Copy, in full, each line of the material that holds the word "小大之狱".

Stored items from a collection »
------------------------------------------------------------
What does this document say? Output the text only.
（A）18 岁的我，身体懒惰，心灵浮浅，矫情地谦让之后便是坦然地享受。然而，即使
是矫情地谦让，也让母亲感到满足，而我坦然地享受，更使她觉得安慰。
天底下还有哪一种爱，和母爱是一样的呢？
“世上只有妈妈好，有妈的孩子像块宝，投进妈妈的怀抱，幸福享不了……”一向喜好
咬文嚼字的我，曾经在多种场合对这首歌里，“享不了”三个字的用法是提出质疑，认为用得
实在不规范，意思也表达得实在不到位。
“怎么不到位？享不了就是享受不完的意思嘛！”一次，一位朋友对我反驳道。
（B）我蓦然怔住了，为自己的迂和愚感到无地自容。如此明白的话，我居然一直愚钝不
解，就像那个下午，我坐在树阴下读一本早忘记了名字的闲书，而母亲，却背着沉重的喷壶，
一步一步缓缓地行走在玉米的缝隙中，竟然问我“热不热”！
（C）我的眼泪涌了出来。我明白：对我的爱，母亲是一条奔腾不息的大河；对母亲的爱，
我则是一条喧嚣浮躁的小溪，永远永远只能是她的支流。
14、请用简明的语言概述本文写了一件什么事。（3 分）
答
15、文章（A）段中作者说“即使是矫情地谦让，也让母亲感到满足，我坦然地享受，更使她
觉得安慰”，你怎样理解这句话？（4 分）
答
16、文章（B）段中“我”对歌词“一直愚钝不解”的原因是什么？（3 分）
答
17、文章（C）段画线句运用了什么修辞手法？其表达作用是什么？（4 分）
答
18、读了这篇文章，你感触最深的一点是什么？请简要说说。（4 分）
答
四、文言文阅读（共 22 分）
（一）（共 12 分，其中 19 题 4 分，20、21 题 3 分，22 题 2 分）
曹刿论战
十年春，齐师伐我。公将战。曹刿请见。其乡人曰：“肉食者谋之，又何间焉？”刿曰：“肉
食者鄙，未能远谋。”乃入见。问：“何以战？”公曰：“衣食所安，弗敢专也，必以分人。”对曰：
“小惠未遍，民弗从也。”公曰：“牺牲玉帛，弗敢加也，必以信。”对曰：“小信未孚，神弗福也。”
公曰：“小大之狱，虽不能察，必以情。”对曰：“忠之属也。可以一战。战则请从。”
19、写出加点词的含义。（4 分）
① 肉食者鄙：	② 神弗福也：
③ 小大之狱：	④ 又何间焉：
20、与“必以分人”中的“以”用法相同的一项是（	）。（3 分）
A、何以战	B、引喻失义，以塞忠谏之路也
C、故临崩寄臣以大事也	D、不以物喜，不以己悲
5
------------------------------------------------------------
The solution »
公曰：“小大之狱，虽不能察，必以情。”对曰：“忠之属也。可以一战。战则请从。”
③ 小大之狱：	④ 又何间焉：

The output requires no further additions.